DATA PROVIDED ::
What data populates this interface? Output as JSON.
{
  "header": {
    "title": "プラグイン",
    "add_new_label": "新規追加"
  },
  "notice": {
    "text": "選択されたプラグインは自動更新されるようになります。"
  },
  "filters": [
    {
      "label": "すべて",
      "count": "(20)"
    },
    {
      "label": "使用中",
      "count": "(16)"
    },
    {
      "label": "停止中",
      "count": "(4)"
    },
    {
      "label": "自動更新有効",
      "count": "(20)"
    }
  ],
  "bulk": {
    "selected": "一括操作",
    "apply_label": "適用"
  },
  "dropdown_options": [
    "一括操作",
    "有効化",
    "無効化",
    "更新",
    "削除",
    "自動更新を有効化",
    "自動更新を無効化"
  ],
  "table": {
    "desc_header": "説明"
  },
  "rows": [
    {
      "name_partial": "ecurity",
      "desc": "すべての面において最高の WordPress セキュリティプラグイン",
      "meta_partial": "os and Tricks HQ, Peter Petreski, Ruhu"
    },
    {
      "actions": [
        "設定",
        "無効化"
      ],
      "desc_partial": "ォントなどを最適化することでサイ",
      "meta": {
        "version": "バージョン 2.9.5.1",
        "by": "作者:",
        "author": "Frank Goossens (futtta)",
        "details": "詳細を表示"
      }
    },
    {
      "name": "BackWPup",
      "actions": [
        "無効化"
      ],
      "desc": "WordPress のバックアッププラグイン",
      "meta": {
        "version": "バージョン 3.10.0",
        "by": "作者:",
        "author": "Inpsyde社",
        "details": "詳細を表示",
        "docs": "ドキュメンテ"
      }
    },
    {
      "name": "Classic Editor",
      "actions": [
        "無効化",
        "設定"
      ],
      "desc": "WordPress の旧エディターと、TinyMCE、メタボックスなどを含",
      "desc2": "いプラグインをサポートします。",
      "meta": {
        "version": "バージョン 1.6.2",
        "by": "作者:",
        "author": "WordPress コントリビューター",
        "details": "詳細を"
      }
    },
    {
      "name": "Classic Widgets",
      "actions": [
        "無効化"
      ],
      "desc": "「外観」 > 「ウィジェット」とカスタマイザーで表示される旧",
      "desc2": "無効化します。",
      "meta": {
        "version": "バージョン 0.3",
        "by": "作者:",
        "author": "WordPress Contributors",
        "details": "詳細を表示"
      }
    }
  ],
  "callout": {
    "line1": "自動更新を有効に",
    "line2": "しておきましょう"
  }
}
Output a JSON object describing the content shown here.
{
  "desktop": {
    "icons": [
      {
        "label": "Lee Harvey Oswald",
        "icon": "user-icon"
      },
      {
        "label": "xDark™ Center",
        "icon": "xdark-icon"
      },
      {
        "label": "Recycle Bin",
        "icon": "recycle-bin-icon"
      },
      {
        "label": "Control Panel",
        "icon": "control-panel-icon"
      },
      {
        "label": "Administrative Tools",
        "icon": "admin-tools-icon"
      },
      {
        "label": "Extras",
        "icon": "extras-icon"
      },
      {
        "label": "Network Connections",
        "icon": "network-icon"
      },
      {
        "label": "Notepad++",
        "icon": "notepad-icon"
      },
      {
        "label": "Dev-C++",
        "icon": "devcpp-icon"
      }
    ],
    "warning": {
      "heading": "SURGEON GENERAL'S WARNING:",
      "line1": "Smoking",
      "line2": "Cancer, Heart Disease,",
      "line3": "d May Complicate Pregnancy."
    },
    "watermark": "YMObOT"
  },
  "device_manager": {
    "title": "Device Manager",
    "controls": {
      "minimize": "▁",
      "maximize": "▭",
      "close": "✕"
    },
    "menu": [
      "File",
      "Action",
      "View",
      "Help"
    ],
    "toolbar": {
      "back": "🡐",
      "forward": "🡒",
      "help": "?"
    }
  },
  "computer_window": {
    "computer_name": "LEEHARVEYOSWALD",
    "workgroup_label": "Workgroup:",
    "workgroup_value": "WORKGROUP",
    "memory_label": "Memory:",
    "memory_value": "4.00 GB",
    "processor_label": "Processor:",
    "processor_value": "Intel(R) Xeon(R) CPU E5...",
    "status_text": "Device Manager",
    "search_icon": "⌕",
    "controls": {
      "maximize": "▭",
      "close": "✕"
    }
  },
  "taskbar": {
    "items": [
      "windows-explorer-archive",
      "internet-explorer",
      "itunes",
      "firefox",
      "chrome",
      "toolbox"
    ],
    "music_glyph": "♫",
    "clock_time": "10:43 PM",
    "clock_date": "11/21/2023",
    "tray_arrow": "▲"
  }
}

AIM :: Return every record, word for word.

OUTPUT OF THE TASK ::
What data populates this interface? Output as JSON.
{
  "header": {
    "title": "プラグイン",
    "add_new_label": "新規追加"
  },
  "notice": {
    "text": "選択されたプラグインは自動更新されるようになります。"
  },
  "filters": [
    {
      "label": "すべて",
      "count": "(20)"
    },
    {
      "label": "使用中",
      "count": "(16)"
    },
    {
      "label": "停止中",
      "count": "(4)"
    },
    {
      "label": "自動更新有効",
      "count": "(20)"
    }
  ],
  "bulk": {
    "selected": "一括操作",
    "apply_label": "適用"
  },
  "dropdown_options": [
    "一括操作",
    "有効化",
    "無効化",
    "更新",
    "削除",
    "自動更新を有効化",
    "自動更新を無効化"
  ],
  "table": {
    "desc_header": "説明"
  },
  "rows": [
    {
      "name_partial": "ecurity",
      "desc": "すべての面において最高の WordPress セキュリティプラグイン",
      "meta_partial": "os and Tricks HQ, Peter Petreski, Ruhu"
    },
    {
      "actions": [
        "設定",
        "無効化"
      ],
      "desc_partial": "ォントなどを最適化することでサイ",
      "meta": {
        "version": "バージョン 2.9.5.1",
        "by": "作者:",
        "author": "Frank Goossens (futtta)",
        "details": "詳細を表示"
      }
    },
    {
      "name": "BackWPup",
      "actions": [
        "無効化"
      ],
      "desc": "WordPress のバックアッププラグイン",
      "meta": {
        "version": "バージョン 3.10.0",
        "by": "作者:",
        "author": "Inpsyde社",
        "details": "詳細を表示",
        "docs": "ドキュメンテ"
      }
    },
    {
      "name": "Classic Editor",
      "actions": [
        "無効化",
        "設定"
      ],
      "desc": "WordPress の旧エディターと、TinyMCE、メタボックスなどを含",
      "desc2": "いプラグインをサポートします。",
      "meta": {
        "version": "バージョン 1.6.2",
        "by": "作者:",
        "author": "WordPress コントリビューター",
        "details": "詳細を"
      }
    },
    {
      "name": "Classic Widgets",
      "actions": [
        "無効化"
      ],
      "desc": "「外観」 > 「ウィジェット」とカスタマイザーで表示される旧",
      "desc2": "無効化します。",
      "meta": {
        "version": "バージョン 0.3",
        "by": "作者:",
        "author": "WordPress Contributors",
        "details": "詳細を表示"
      }
    }
  ],
  "callout": {
    "line1": "自動更新を有効に",
    "line2": "しておきましょう"
  }
}
Output a JSON object describing the content shown here.
{
  "desktop": {
    "icons": [
      {
        "label": "Lee Harvey Oswald",
        "icon": "user-icon"
      },
      {
        "label": "xDark™ Center",
        "icon": "xdark-icon"
      },
      {
        "label": "Recycle Bin",
        "icon": "recycle-bin-icon"
      },
      {
        "label": "Control Panel",
        "icon": "control-panel-icon"
      },
      {
        "label": "Administrative Tools",
        "icon": "admin-tools-icon"
      },
      {
        "label": "Extras",
        "icon": "extras-icon"
      },
      {
        "label": "Network Connections",
        "icon": "network-icon"
      },
      {
        "label": "Notepad++",
        "icon": "notepad-icon"
      },
      {
        "label": "Dev-C++",
        "icon": "devcpp-icon"
      }
    ],
    "warning": {
      "heading": "SURGEON GENERAL'S WARNING:",
      "line1": "Smoking",
      "line2": "Cancer, Heart Disease,",
      "line3": "d May Complicate Pregnancy."
    },
    "watermark": "YMObOT"
  },
  "device_manager": {
    "title": "Device Manager",
    "controls": {
      "minimize": "▁",
      "maximize": "▭",
      "close": "✕"
    },
    "menu": [
      "File",
      "Action",
      "View",
      "Help"
    ],
    "toolbar": {
      "back": "🡐",
      "forward": "🡒",
      "help": "?"
    }
  },
  "computer_window": {
    "computer_name": "LEEHARVEYOSWALD",
    "workgroup_label": "Workgroup:",
    "workgroup_value": "WORKGROUP",
    "memory_label": "Memory:",
    "memory_value": "4.00 GB",
    "processor_label": "Processor:",
    "processor_value": "Intel(R) Xeon(R) CPU E5...",
    "status_text": "Device Manager",
    "search_icon": "⌕",
    "controls": {
      "maximize": "▭",
      "close": "✕"
    }
  },
  "taskbar": {
    "items": [
      "windows-explorer-archive",
      "internet-explorer",
      "itunes",
      "firefox",
      "chrome",
      "toolbox"
    ],
    "music_glyph": "♫",
    "clock_time": "10:43 PM",
    "clock_date": "11/21/2023",
    "tray_arrow": "▲"
  }
}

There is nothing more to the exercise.